_WHAT YOU SHOULD DO:_ Convert all of the data below into a Markdown table with the columns Row and Line, numbering each row and skipping blank lines. Leave the pictures out of the table.

* Begin *

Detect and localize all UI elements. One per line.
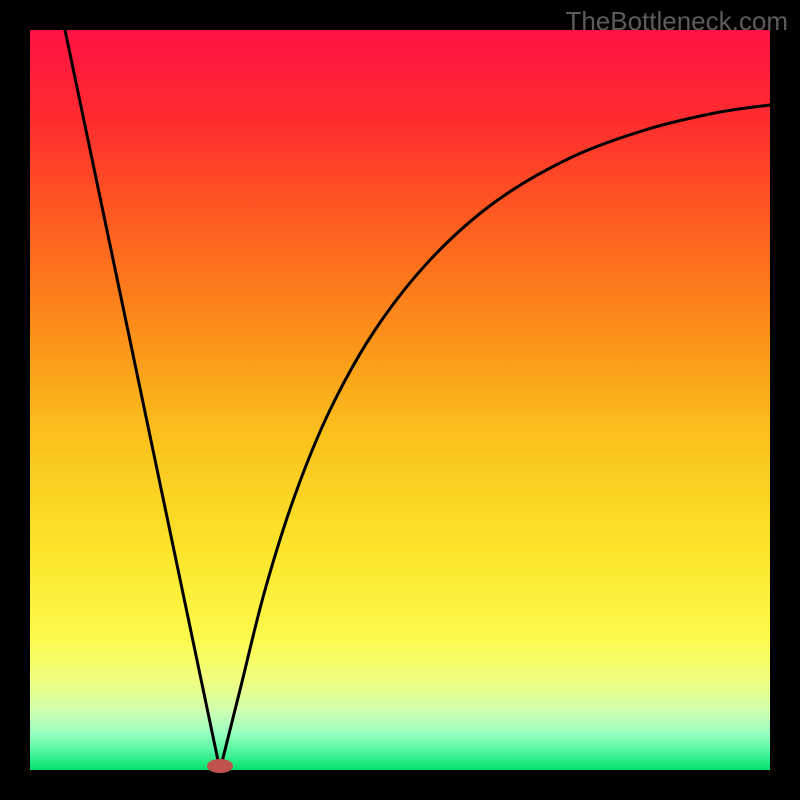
plot-area (30, 30, 770, 770)
chart-frame: TheBottleneck.com (0, 0, 800, 800)
minimum-marker (207, 759, 233, 773)
curve-svg (30, 30, 770, 770)
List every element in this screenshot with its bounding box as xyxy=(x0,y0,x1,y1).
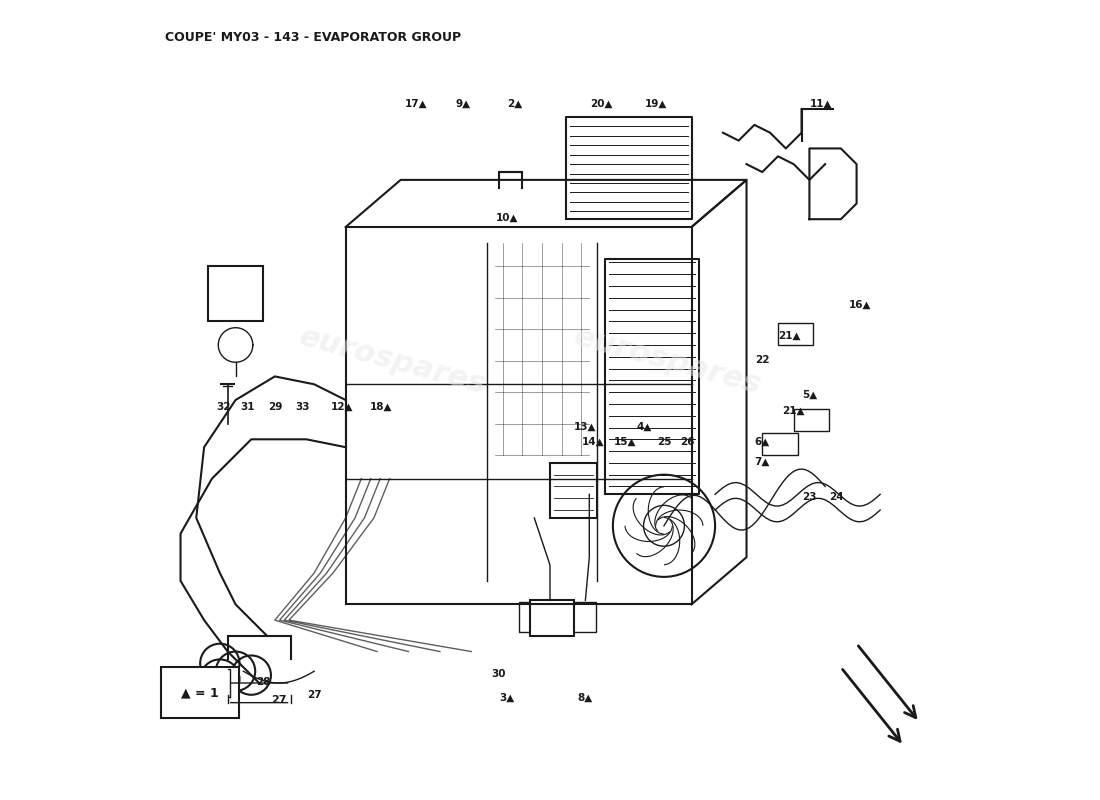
FancyBboxPatch shape xyxy=(530,601,573,636)
FancyBboxPatch shape xyxy=(518,602,557,632)
Text: 5▲: 5▲ xyxy=(802,390,817,400)
FancyBboxPatch shape xyxy=(794,410,829,431)
Text: 18▲: 18▲ xyxy=(370,402,393,412)
Text: 30: 30 xyxy=(492,669,506,679)
Text: 4▲: 4▲ xyxy=(637,422,652,431)
Text: 28: 28 xyxy=(256,677,271,687)
Text: 11▲: 11▲ xyxy=(810,99,833,109)
Text: 3▲: 3▲ xyxy=(499,693,515,702)
Text: 29: 29 xyxy=(267,402,282,412)
FancyBboxPatch shape xyxy=(208,266,263,322)
Text: 33: 33 xyxy=(295,402,309,412)
Text: 27: 27 xyxy=(271,694,286,705)
Text: 2▲: 2▲ xyxy=(507,99,522,109)
Text: 6▲: 6▲ xyxy=(755,437,770,447)
Text: 14▲: 14▲ xyxy=(582,437,605,447)
Text: 24: 24 xyxy=(829,492,844,502)
Text: 19▲: 19▲ xyxy=(645,99,668,109)
Text: 26: 26 xyxy=(680,437,695,447)
Text: 32: 32 xyxy=(217,402,231,412)
Text: 13▲: 13▲ xyxy=(574,422,596,431)
Text: eurospares: eurospares xyxy=(571,322,764,400)
Text: 21▲: 21▲ xyxy=(779,331,801,341)
Text: 25: 25 xyxy=(657,437,671,447)
Text: 16▲: 16▲ xyxy=(849,299,872,310)
Text: eurospares: eurospares xyxy=(296,322,490,400)
FancyBboxPatch shape xyxy=(762,433,798,455)
FancyBboxPatch shape xyxy=(558,602,595,632)
FancyBboxPatch shape xyxy=(161,667,240,718)
Text: 10▲: 10▲ xyxy=(495,213,518,223)
Text: 31: 31 xyxy=(240,402,254,412)
Text: 20▲: 20▲ xyxy=(590,99,613,109)
Text: 21▲: 21▲ xyxy=(782,406,805,416)
Text: 8▲: 8▲ xyxy=(578,693,593,702)
Text: 17▲: 17▲ xyxy=(405,99,428,109)
FancyBboxPatch shape xyxy=(550,463,597,518)
Text: 9▲: 9▲ xyxy=(456,99,471,109)
Text: ▲ = 1: ▲ = 1 xyxy=(182,686,219,699)
Text: 15▲: 15▲ xyxy=(614,437,636,447)
Text: 12▲: 12▲ xyxy=(330,402,353,412)
FancyBboxPatch shape xyxy=(778,323,813,345)
Text: COUPE' MY03 - 143 - EVAPORATOR GROUP: COUPE' MY03 - 143 - EVAPORATOR GROUP xyxy=(165,30,461,43)
Text: 7▲: 7▲ xyxy=(755,457,770,467)
Text: 23: 23 xyxy=(802,492,816,502)
Text: 22: 22 xyxy=(755,354,770,365)
Text: 27: 27 xyxy=(307,690,321,700)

* End *

_ANSWER TO THIS EXERCISE:_
| Row | Line |
|---|---|
| 1 | Detect and localize all UI elements. One per line. |
| 2 | plot-area (30, 30, 770, 770) |
| 3 | chart-frame: TheBottleneck.com (0, 0, 800, 800) |
| 4 | minimum-marker (207, 759, 233, 773) |
| 5 | curve-svg (30, 30, 770, 770) |
| 6 | List every element in this screenshot with its bounding box as xyxy=(x0,y0,x1,y1). |
| 7 | FancyBboxPatch shape xyxy=(530,601,573,636) |
| 8 | FancyBboxPatch shape xyxy=(518,602,557,632) |
| 9 | Text: 5▲: 5▲ xyxy=(802,390,817,400) |
| 10 | FancyBboxPatch shape xyxy=(794,410,829,431) |
| 11 | Text: 18▲: 18▲ xyxy=(370,402,393,412) |
| 12 | Text: 30: 30 xyxy=(492,669,506,679) |
| 13 | Text: 4▲: 4▲ xyxy=(637,422,652,431) |
| 14 | Text: 28: 28 xyxy=(256,677,271,687) |
| 15 | Text: 11▲: 11▲ xyxy=(810,99,833,109) |
| 16 | Text: 3▲: 3▲ xyxy=(499,693,515,702) |
| 17 | Text: 29: 29 xyxy=(267,402,282,412) |
| 18 | FancyBboxPatch shape xyxy=(208,266,263,322) |
| 19 | Text: 33: 33 xyxy=(295,402,309,412) |
| 20 | Text: 27: 27 xyxy=(271,694,286,705) |
| 21 | Text: 2▲: 2▲ xyxy=(507,99,522,109) |
| 22 | Text: 6▲: 6▲ xyxy=(755,437,770,447) |
| 23 | Text: 14▲: 14▲ xyxy=(582,437,605,447) |
| 24 | Text: 24: 24 xyxy=(829,492,844,502) |
| 25 | Text: 19▲: 19▲ xyxy=(645,99,668,109) |
| 26 | Text: 26: 26 xyxy=(680,437,695,447) |
| 27 | Text: 32: 32 xyxy=(217,402,231,412) |
| 28 | Text: 13▲: 13▲ xyxy=(574,422,596,431) |
| 29 | Text: eurospares: eurospares xyxy=(571,322,764,400) |
| 30 | Text: 21▲: 21▲ xyxy=(779,331,801,341) |
| 31 | Text: 25: 25 xyxy=(657,437,671,447) |
| 32 | Text: 16▲: 16▲ xyxy=(849,299,872,310) |
| 33 | Text: eurospares: eurospares xyxy=(296,322,490,400) |
| 34 | FancyBboxPatch shape xyxy=(762,433,798,455) |
| 35 | FancyBboxPatch shape xyxy=(558,602,595,632) |
| 36 | FancyBboxPatch shape xyxy=(161,667,240,718) |
| 37 | Text: 10▲: 10▲ xyxy=(495,213,518,223) |
| 38 | Text: 31: 31 xyxy=(240,402,254,412) |
| 39 | Text: 20▲: 20▲ xyxy=(590,99,613,109) |
| 40 | Text: 21▲: 21▲ xyxy=(782,406,805,416) |
| 41 | Text: 8▲: 8▲ xyxy=(578,693,593,702) |
| 42 | Text: 17▲: 17▲ xyxy=(405,99,428,109) |
| 43 | FancyBboxPatch shape xyxy=(550,463,597,518) |
| 44 | Text: 9▲: 9▲ xyxy=(456,99,471,109) |
| 45 | Text: ▲ = 1: ▲ = 1 xyxy=(182,686,219,699) |
| 46 | Text: 15▲: 15▲ xyxy=(614,437,636,447) |
| 47 | Text: 12▲: 12▲ xyxy=(330,402,353,412) |
| 48 | FancyBboxPatch shape xyxy=(778,323,813,345) |
| 49 | Text: COUPE' MY03 - 143 - EVAPORATOR GROUP: COUPE' MY03 - 143 - EVAPORATOR GROUP xyxy=(165,30,461,43) |
| 50 | Text: 7▲: 7▲ xyxy=(755,457,770,467) |
| 51 | Text: 23: 23 xyxy=(802,492,816,502) |
| 52 | Text: 22: 22 xyxy=(755,354,770,365) |
| 53 | Text: 27: 27 xyxy=(307,690,321,700) |